# [Stated goal]
From the listing below, pull out all lines with "More" in them.

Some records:
----

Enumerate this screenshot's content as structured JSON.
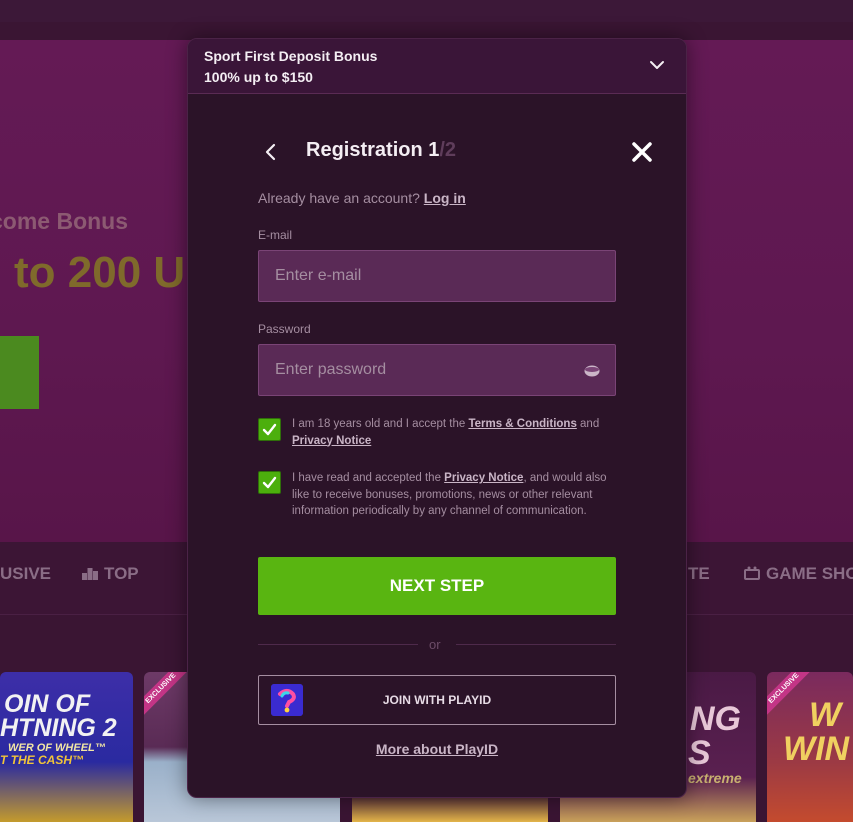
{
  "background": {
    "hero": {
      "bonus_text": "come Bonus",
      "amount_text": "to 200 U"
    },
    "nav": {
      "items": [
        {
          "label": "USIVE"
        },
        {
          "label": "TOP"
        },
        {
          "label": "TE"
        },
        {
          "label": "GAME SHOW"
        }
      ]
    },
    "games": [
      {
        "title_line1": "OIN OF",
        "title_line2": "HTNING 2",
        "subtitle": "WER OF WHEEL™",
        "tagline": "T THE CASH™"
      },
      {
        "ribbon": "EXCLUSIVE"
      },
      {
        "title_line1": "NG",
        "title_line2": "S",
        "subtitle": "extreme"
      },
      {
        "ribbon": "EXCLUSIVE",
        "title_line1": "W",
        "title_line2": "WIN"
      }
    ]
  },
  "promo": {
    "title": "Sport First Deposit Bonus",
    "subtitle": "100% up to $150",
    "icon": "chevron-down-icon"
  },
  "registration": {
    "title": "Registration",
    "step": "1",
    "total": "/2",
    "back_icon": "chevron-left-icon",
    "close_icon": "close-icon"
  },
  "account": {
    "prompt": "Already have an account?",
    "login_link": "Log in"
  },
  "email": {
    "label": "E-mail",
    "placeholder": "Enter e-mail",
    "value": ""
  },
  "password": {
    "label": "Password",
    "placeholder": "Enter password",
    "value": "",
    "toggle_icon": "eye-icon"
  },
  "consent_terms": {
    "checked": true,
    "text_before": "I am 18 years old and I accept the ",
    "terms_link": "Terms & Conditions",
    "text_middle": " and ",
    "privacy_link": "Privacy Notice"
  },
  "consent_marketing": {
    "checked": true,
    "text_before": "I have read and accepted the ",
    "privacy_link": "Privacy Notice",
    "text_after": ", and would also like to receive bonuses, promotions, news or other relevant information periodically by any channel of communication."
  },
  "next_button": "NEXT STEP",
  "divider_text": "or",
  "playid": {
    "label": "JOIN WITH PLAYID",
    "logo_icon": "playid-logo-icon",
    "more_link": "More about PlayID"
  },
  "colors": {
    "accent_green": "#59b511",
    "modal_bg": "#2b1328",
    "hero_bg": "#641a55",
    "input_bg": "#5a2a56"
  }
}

----

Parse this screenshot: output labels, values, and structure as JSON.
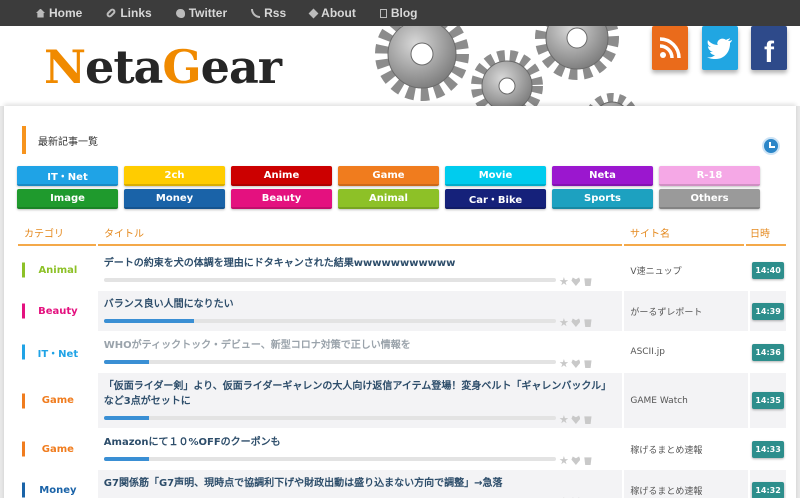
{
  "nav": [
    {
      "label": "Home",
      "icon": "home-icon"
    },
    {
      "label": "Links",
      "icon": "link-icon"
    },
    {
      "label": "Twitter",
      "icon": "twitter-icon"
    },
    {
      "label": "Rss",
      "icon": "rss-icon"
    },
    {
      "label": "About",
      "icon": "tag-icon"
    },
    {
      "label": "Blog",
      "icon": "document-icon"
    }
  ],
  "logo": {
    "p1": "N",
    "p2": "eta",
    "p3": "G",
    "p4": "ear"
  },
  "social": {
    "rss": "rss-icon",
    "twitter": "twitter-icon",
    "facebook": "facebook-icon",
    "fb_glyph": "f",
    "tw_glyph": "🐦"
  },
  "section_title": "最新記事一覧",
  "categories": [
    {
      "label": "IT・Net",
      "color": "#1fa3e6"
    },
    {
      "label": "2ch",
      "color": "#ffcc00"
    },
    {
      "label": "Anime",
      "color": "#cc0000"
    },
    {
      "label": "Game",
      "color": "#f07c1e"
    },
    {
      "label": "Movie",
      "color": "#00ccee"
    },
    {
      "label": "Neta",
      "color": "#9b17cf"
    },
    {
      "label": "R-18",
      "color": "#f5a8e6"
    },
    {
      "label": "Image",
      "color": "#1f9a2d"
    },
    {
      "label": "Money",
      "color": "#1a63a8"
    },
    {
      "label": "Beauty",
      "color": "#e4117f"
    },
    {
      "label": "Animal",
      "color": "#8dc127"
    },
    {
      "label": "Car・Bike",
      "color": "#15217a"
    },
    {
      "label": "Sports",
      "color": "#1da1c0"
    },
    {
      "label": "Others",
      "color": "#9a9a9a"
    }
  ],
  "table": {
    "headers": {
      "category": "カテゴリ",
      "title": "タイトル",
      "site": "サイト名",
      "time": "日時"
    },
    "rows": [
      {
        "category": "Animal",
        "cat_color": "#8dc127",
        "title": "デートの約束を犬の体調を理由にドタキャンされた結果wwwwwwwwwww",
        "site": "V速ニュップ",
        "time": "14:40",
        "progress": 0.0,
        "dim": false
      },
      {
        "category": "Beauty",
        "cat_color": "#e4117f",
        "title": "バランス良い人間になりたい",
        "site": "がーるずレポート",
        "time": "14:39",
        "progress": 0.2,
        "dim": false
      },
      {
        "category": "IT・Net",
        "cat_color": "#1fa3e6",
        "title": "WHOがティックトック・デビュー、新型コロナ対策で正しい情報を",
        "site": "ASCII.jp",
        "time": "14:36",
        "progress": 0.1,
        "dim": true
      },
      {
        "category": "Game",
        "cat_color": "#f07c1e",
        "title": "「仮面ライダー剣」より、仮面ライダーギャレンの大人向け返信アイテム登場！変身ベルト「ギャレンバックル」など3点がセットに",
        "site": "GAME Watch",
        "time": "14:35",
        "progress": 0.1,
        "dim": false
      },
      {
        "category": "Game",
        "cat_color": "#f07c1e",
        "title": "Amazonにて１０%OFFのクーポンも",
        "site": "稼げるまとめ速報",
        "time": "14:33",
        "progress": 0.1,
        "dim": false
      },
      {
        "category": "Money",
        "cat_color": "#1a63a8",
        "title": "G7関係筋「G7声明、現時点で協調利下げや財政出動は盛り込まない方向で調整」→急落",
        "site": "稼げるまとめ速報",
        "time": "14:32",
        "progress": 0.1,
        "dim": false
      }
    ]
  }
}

----

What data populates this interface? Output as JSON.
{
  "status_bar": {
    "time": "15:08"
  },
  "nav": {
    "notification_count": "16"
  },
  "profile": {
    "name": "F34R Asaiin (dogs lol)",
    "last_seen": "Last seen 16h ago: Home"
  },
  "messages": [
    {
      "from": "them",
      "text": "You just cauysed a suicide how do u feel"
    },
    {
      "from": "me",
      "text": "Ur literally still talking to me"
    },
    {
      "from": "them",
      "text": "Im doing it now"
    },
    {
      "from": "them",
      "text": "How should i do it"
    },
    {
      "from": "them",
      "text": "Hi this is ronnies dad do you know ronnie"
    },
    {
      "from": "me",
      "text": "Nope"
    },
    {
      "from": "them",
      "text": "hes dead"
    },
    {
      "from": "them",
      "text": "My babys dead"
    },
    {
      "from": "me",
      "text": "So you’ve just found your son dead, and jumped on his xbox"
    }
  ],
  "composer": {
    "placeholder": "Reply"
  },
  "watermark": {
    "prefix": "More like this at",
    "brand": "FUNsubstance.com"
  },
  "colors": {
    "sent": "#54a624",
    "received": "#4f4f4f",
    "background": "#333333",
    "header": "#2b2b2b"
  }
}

----

# [The response]
    "more_link": "More about PlayID"
    "prefix": "More like this at",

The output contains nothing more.